Chart and figure data:

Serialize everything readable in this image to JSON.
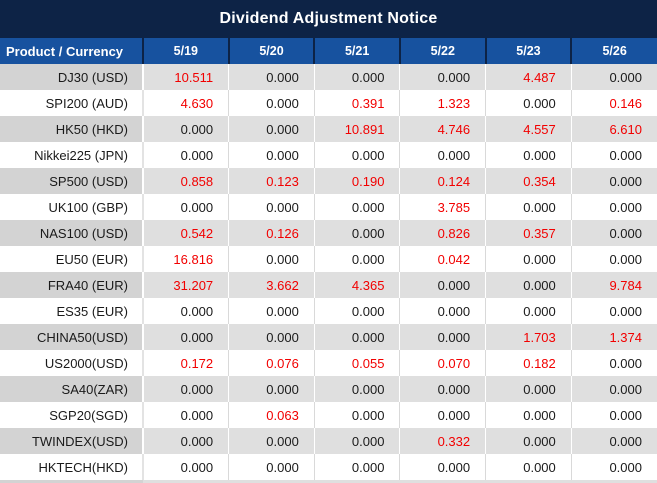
{
  "title": "Dividend Adjustment Notice",
  "table": {
    "columns": [
      "Product / Currency",
      "5/19",
      "5/20",
      "5/21",
      "5/22",
      "5/23",
      "5/26"
    ],
    "rows": [
      {
        "product": "DJ30 (USD)",
        "values": [
          "10.511",
          "0.000",
          "0.000",
          "0.000",
          "4.487",
          "0.000"
        ],
        "red": [
          1,
          0,
          0,
          0,
          1,
          0
        ]
      },
      {
        "product": "SPI200 (AUD)",
        "values": [
          "4.630",
          "0.000",
          "0.391",
          "1.323",
          "0.000",
          "0.146"
        ],
        "red": [
          1,
          0,
          1,
          1,
          0,
          1
        ]
      },
      {
        "product": "HK50 (HKD)",
        "values": [
          "0.000",
          "0.000",
          "10.891",
          "4.746",
          "4.557",
          "6.610"
        ],
        "red": [
          0,
          0,
          1,
          1,
          1,
          1
        ]
      },
      {
        "product": "Nikkei225 (JPN)",
        "values": [
          "0.000",
          "0.000",
          "0.000",
          "0.000",
          "0.000",
          "0.000"
        ],
        "red": [
          0,
          0,
          0,
          0,
          0,
          0
        ]
      },
      {
        "product": "SP500 (USD)",
        "values": [
          "0.858",
          "0.123",
          "0.190",
          "0.124",
          "0.354",
          "0.000"
        ],
        "red": [
          1,
          1,
          1,
          1,
          1,
          0
        ]
      },
      {
        "product": "UK100 (GBP)",
        "values": [
          "0.000",
          "0.000",
          "0.000",
          "3.785",
          "0.000",
          "0.000"
        ],
        "red": [
          0,
          0,
          0,
          1,
          0,
          0
        ]
      },
      {
        "product": "NAS100 (USD)",
        "values": [
          "0.542",
          "0.126",
          "0.000",
          "0.826",
          "0.357",
          "0.000"
        ],
        "red": [
          1,
          1,
          0,
          1,
          1,
          0
        ]
      },
      {
        "product": "EU50 (EUR)",
        "values": [
          "16.816",
          "0.000",
          "0.000",
          "0.042",
          "0.000",
          "0.000"
        ],
        "red": [
          1,
          0,
          0,
          1,
          0,
          0
        ]
      },
      {
        "product": "FRA40 (EUR)",
        "values": [
          "31.207",
          "3.662",
          "4.365",
          "0.000",
          "0.000",
          "9.784"
        ],
        "red": [
          1,
          1,
          1,
          0,
          0,
          1
        ]
      },
      {
        "product": "ES35 (EUR)",
        "values": [
          "0.000",
          "0.000",
          "0.000",
          "0.000",
          "0.000",
          "0.000"
        ],
        "red": [
          0,
          0,
          0,
          0,
          0,
          0
        ]
      },
      {
        "product": "CHINA50(USD)",
        "values": [
          "0.000",
          "0.000",
          "0.000",
          "0.000",
          "1.703",
          "1.374"
        ],
        "red": [
          0,
          0,
          0,
          0,
          1,
          1
        ]
      },
      {
        "product": "US2000(USD)",
        "values": [
          "0.172",
          "0.076",
          "0.055",
          "0.070",
          "0.182",
          "0.000"
        ],
        "red": [
          1,
          1,
          1,
          1,
          1,
          0
        ]
      },
      {
        "product": "SA40(ZAR)",
        "values": [
          "0.000",
          "0.000",
          "0.000",
          "0.000",
          "0.000",
          "0.000"
        ],
        "red": [
          0,
          0,
          0,
          0,
          0,
          0
        ]
      },
      {
        "product": "SGP20(SGD)",
        "values": [
          "0.000",
          "0.063",
          "0.000",
          "0.000",
          "0.000",
          "0.000"
        ],
        "red": [
          0,
          1,
          0,
          0,
          0,
          0
        ]
      },
      {
        "product": "TWINDEX(USD)",
        "values": [
          "0.000",
          "0.000",
          "0.000",
          "0.332",
          "0.000",
          "0.000"
        ],
        "red": [
          0,
          0,
          0,
          1,
          0,
          0
        ]
      },
      {
        "product": "HKTECH(HKD)",
        "values": [
          "0.000",
          "0.000",
          "0.000",
          "0.000",
          "0.000",
          "0.000"
        ],
        "red": [
          0,
          0,
          0,
          0,
          0,
          0
        ]
      }
    ]
  },
  "colors": {
    "navy": "#0d2346",
    "header-blue": "#17529f",
    "header-text": "#ffffff",
    "row-gray-label": "#d3d3d3",
    "row-gray-data": "#dfdfdf",
    "row-white": "#ffffff",
    "value-red": "#f20000",
    "text-black": "#1a1a1a"
  }
}
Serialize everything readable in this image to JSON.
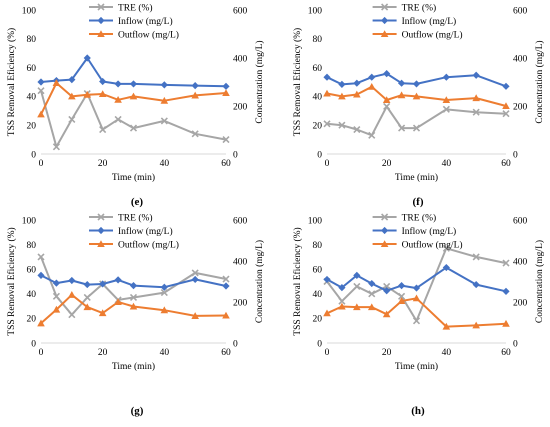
{
  "chart_data": [
    {
      "label": "(e)",
      "type": "line",
      "xlabel": "Time (min)",
      "ylabel_left": "TSS Removal Eficiency (%)",
      "ylabel_right": "Concentration (mg/L)",
      "xlim": [
        0,
        60
      ],
      "ylim_left": [
        0,
        100
      ],
      "ylim_right": [
        0,
        600
      ],
      "xticks": [
        0,
        20,
        40,
        60
      ],
      "yticks_left": [
        0,
        20,
        40,
        60,
        80,
        100
      ],
      "yticks_right": [
        0,
        200,
        400,
        600
      ],
      "legend_position": "top-center",
      "series": [
        {
          "name": "TRE (%)",
          "axis": "left",
          "color": "#a6a6a6",
          "marker": "x",
          "x": [
            0,
            5,
            10,
            15,
            20,
            25,
            30,
            40,
            50,
            60
          ],
          "y": [
            44,
            5,
            24,
            42,
            17,
            24,
            18,
            23,
            14,
            10
          ]
        },
        {
          "name": "Inflow (mg/L)",
          "axis": "right",
          "color": "#4472c4",
          "marker": "diamond",
          "x": [
            0,
            5,
            10,
            15,
            20,
            25,
            30,
            40,
            50,
            60
          ],
          "y": [
            300,
            306,
            310,
            400,
            302,
            292,
            292,
            288,
            285,
            282
          ]
        },
        {
          "name": "Outflow (mg/L)",
          "axis": "right",
          "color": "#ed7d31",
          "marker": "triangle",
          "x": [
            0,
            5,
            10,
            15,
            20,
            25,
            30,
            40,
            50,
            60
          ],
          "y": [
            165,
            296,
            240,
            247,
            250,
            226,
            240,
            222,
            244,
            254
          ]
        }
      ]
    },
    {
      "label": "(f)",
      "type": "line",
      "xlabel": "Time (min)",
      "ylabel_left": "TSS Removal Eficiency (%)",
      "ylabel_right": "Concentration (mg/L)",
      "xlim": [
        0,
        60
      ],
      "ylim_left": [
        0,
        100
      ],
      "ylim_right": [
        0,
        600
      ],
      "xticks": [
        0,
        20,
        40,
        60
      ],
      "yticks_left": [
        0,
        20,
        40,
        60,
        80,
        100
      ],
      "yticks_right": [
        0,
        200,
        400,
        600
      ],
      "legend_position": "top-center",
      "series": [
        {
          "name": "TRE (%)",
          "axis": "left",
          "color": "#a6a6a6",
          "marker": "x",
          "x": [
            0,
            5,
            10,
            15,
            20,
            25,
            30,
            40,
            50,
            60
          ],
          "y": [
            21,
            20,
            17,
            13,
            33,
            18,
            18,
            31,
            29,
            28
          ]
        },
        {
          "name": "Inflow (mg/L)",
          "axis": "right",
          "color": "#4472c4",
          "marker": "diamond",
          "x": [
            0,
            5,
            10,
            15,
            20,
            25,
            30,
            40,
            50,
            60
          ],
          "y": [
            320,
            290,
            295,
            320,
            335,
            295,
            292,
            320,
            328,
            282
          ]
        },
        {
          "name": "Outflow (mg/L)",
          "axis": "right",
          "color": "#ed7d31",
          "marker": "triangle",
          "x": [
            0,
            5,
            10,
            15,
            20,
            25,
            30,
            40,
            50,
            60
          ],
          "y": [
            252,
            240,
            248,
            280,
            225,
            245,
            240,
            225,
            233,
            200
          ]
        }
      ]
    },
    {
      "label": "(g)",
      "type": "line",
      "xlabel": "Time (min)",
      "ylabel_left": "TSS Removal Eficiency (%)",
      "ylabel_right": "Concentration (mg/L)",
      "xlim": [
        0,
        60
      ],
      "ylim_left": [
        0,
        100
      ],
      "ylim_right": [
        0,
        600
      ],
      "xticks": [
        0,
        20,
        40,
        60
      ],
      "yticks_left": [
        0,
        20,
        40,
        60,
        80,
        100
      ],
      "yticks_right": [
        0,
        200,
        400,
        600
      ],
      "legend_position": "top-center",
      "series": [
        {
          "name": "TRE (%)",
          "axis": "left",
          "color": "#a6a6a6",
          "marker": "x",
          "x": [
            0,
            5,
            10,
            15,
            20,
            25,
            30,
            40,
            50,
            60
          ],
          "y": [
            70,
            38,
            23,
            37,
            48,
            35,
            37,
            41,
            57,
            52
          ]
        },
        {
          "name": "Inflow (mg/L)",
          "axis": "right",
          "color": "#4472c4",
          "marker": "diamond",
          "x": [
            0,
            5,
            10,
            15,
            20,
            25,
            30,
            40,
            50,
            60
          ],
          "y": [
            330,
            292,
            305,
            285,
            288,
            308,
            280,
            272,
            310,
            278
          ]
        },
        {
          "name": "Outflow (mg/L)",
          "axis": "right",
          "color": "#ed7d31",
          "marker": "triangle",
          "x": [
            0,
            5,
            10,
            15,
            20,
            25,
            30,
            40,
            50,
            60
          ],
          "y": [
            96,
            163,
            235,
            175,
            146,
            200,
            178,
            160,
            132,
            134
          ]
        }
      ]
    },
    {
      "label": "(h)",
      "type": "line",
      "xlabel": "Time (min)",
      "ylabel_left": "TSS Removal Eficiency (%)",
      "ylabel_right": "Concentration (mg/L)",
      "xlim": [
        0,
        60
      ],
      "ylim_left": [
        0,
        100
      ],
      "ylim_right": [
        0,
        600
      ],
      "xticks": [
        0,
        20,
        40,
        60
      ],
      "yticks_left": [
        0,
        20,
        40,
        60,
        80,
        100
      ],
      "yticks_right": [
        0,
        200,
        400,
        600
      ],
      "legend_position": "top-center",
      "series": [
        {
          "name": "TRE (%)",
          "axis": "left",
          "color": "#a6a6a6",
          "marker": "x",
          "x": [
            0,
            5,
            10,
            15,
            20,
            25,
            30,
            40,
            50,
            60
          ],
          "y": [
            50,
            34,
            46,
            40,
            46,
            38,
            18,
            77,
            70,
            65
          ]
        },
        {
          "name": "Inflow (mg/L)",
          "axis": "right",
          "color": "#4472c4",
          "marker": "diamond",
          "x": [
            0,
            5,
            10,
            15,
            20,
            25,
            30,
            40,
            50,
            60
          ],
          "y": [
            310,
            270,
            330,
            290,
            255,
            280,
            268,
            368,
            285,
            252
          ]
        },
        {
          "name": "Outflow (mg/L)",
          "axis": "right",
          "color": "#ed7d31",
          "marker": "triangle",
          "x": [
            0,
            5,
            10,
            15,
            20,
            25,
            30,
            40,
            50,
            60
          ],
          "y": [
            145,
            178,
            175,
            175,
            140,
            205,
            218,
            80,
            86,
            94
          ]
        }
      ]
    }
  ]
}
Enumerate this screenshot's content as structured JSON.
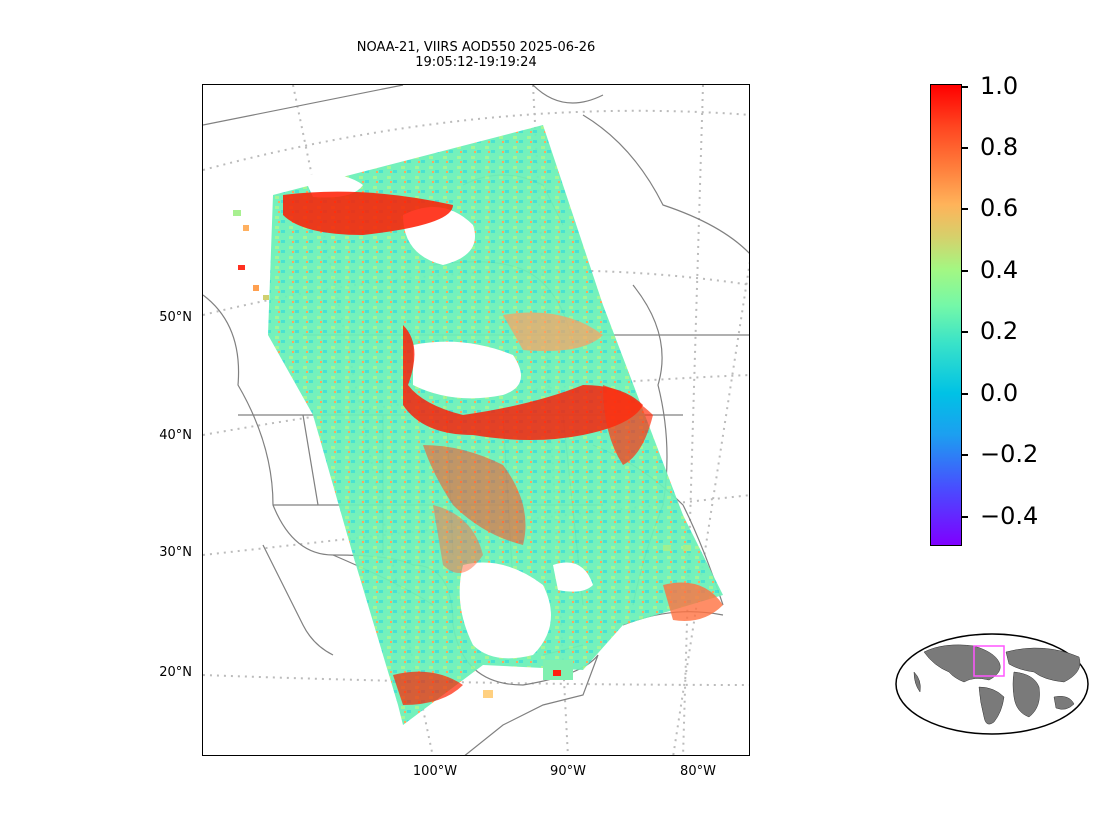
{
  "title": {
    "line1": "NOAA-21, VIIRS AOD550 2025-06-26",
    "line2": "19:05:12-19:19:24"
  },
  "lat_labels": [
    "50°N",
    "40°N",
    "30°N",
    "20°N"
  ],
  "lon_labels": [
    "100°W",
    "90°W",
    "80°W"
  ],
  "colorbar": {
    "colormap": "rainbow",
    "range": [
      -0.5,
      1.0
    ],
    "ticks": [
      "1.0",
      "0.8",
      "0.6",
      "0.4",
      "0.2",
      "0.0",
      "−0.2",
      "−0.4"
    ]
  },
  "colors": {
    "coastline": "#808080",
    "graticule": "#bbbbbb",
    "inset_land": "#808080",
    "inset_box": "#ff55ff",
    "high_aod": "#ff0000",
    "low_aod": "#4ff0c0"
  },
  "inset": {
    "projection": "robinson",
    "description_icon": "world-locator-icon"
  }
}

● PROBLEM REQUIREMENTS: Answer with one number: how many lines in the listing hold "header".

● SOLVED EXERCISE: 2